To be done: Using the listing below, copy every line that mentions "Mehrbrenner".

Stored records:
++++++++++++++++++++
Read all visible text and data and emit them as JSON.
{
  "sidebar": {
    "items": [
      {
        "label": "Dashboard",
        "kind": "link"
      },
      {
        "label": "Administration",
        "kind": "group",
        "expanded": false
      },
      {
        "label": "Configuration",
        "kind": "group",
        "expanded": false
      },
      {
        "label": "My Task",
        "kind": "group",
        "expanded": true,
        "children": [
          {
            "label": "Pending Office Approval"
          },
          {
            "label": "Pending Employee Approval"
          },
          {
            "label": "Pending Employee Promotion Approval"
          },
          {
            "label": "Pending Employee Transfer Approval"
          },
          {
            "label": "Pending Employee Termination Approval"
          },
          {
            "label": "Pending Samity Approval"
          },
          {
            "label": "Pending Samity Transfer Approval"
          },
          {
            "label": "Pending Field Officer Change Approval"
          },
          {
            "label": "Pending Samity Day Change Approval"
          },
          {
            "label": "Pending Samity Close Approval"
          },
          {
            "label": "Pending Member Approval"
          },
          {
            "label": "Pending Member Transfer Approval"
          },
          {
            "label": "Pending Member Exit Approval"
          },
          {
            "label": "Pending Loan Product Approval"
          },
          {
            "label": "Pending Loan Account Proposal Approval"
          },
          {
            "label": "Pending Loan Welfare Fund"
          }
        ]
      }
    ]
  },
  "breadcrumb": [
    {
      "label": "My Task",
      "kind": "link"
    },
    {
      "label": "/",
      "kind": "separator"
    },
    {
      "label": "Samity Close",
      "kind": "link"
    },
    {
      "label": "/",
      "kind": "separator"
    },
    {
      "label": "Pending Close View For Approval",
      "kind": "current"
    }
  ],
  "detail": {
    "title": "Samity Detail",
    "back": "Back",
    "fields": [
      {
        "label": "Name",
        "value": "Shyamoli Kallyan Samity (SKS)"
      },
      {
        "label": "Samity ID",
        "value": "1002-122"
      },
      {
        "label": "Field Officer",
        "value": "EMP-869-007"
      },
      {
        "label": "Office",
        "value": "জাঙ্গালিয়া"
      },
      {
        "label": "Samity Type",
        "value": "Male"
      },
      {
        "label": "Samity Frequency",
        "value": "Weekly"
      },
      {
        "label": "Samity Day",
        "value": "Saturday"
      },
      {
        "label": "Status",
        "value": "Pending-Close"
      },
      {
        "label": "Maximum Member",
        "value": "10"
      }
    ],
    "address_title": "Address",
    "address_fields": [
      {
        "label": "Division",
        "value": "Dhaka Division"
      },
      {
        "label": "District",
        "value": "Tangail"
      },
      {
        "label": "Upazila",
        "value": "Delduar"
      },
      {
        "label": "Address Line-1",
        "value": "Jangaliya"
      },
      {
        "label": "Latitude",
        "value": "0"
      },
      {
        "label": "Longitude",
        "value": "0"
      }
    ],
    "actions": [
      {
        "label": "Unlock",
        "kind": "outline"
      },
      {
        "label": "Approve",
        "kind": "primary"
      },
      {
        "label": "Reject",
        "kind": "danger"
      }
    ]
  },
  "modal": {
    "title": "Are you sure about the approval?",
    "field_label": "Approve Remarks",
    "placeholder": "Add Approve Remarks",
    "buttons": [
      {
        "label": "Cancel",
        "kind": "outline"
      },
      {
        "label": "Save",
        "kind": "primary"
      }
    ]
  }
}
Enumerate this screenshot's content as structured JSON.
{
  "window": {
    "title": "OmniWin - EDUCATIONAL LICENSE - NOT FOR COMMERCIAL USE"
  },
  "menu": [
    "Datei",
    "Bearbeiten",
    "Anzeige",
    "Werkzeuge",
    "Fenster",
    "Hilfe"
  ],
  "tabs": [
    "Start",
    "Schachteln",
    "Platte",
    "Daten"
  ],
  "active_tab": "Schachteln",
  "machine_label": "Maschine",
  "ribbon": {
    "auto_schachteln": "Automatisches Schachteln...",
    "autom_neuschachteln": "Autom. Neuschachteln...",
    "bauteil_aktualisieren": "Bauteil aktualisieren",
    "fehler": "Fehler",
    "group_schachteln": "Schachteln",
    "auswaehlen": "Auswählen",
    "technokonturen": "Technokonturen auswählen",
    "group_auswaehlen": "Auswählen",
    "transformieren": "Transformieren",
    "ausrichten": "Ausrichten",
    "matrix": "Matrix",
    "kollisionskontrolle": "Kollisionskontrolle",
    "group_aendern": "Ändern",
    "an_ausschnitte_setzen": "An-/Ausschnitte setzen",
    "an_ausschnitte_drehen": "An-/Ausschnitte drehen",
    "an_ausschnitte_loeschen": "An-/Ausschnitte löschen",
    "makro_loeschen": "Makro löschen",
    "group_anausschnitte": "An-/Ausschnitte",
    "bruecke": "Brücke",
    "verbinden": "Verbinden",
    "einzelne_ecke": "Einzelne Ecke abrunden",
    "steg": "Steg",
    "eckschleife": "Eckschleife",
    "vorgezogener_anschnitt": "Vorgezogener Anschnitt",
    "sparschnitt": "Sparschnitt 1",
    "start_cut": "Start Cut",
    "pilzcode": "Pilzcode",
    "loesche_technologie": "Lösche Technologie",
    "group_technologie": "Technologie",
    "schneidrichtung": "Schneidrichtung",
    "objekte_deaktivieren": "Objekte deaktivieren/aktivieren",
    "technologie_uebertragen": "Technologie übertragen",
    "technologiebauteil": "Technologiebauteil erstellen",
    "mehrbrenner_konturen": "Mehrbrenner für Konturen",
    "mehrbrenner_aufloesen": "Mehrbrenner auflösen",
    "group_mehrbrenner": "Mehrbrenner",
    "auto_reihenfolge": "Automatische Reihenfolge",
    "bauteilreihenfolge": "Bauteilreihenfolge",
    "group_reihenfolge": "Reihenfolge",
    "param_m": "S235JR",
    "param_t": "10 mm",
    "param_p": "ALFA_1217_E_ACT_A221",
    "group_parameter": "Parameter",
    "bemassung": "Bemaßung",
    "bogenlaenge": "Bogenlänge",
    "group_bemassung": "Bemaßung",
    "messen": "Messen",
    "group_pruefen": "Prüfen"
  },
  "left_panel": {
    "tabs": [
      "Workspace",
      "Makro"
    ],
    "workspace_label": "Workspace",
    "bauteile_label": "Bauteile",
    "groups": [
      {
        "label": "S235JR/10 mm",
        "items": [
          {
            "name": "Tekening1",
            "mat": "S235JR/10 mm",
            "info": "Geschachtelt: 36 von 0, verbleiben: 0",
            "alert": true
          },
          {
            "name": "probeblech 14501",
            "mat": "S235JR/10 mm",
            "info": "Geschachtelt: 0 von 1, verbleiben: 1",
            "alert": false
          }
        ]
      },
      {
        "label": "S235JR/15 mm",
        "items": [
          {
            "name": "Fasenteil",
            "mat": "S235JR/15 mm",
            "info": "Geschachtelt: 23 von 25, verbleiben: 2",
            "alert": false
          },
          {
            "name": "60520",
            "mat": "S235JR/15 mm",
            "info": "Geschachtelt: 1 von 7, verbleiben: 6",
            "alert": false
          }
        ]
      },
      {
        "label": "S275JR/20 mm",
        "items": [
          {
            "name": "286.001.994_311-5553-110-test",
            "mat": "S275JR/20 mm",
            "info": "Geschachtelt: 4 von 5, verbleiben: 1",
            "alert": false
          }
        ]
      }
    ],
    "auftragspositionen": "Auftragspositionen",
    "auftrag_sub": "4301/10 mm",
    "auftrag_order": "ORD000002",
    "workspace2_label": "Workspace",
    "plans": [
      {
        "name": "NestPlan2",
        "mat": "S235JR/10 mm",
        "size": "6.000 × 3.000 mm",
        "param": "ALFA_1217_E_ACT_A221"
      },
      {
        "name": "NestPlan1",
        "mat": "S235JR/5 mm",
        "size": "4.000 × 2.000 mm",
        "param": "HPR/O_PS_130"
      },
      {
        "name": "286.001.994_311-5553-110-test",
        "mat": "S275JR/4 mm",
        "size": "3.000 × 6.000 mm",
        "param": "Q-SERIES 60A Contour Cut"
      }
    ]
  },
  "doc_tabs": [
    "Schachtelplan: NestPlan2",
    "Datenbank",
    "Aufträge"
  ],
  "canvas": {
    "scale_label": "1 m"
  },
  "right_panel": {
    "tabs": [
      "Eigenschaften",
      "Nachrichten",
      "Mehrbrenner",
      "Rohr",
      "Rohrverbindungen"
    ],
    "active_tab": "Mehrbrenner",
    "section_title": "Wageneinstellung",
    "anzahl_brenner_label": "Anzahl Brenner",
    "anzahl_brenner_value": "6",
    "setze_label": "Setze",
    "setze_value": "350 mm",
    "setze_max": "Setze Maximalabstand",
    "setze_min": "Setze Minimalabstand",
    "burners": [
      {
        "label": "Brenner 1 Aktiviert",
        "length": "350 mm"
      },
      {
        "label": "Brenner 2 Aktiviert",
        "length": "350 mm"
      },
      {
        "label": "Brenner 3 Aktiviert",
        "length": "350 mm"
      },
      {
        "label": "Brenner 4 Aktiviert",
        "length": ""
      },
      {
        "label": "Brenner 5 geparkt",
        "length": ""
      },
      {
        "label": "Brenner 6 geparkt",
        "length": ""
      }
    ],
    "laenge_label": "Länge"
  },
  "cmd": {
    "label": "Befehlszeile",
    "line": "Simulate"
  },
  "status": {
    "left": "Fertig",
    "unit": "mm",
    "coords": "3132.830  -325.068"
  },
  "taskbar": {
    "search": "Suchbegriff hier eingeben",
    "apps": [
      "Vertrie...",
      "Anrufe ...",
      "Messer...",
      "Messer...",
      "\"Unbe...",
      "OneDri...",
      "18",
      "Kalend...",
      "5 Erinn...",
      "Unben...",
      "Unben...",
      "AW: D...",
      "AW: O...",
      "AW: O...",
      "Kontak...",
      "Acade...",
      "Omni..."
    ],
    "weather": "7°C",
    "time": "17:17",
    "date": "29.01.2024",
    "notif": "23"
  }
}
++++++++++++++++++++
Result of the exercise:
    "mehrbrenner_konturen": "Mehrbrenner für Konturen",
    "mehrbrenner_aufloesen": "Mehrbrenner auflösen",
    "group_mehrbrenner": "Mehrbrenner",
      "Mehrbrenner",
    "active_tab": "Mehrbrenner",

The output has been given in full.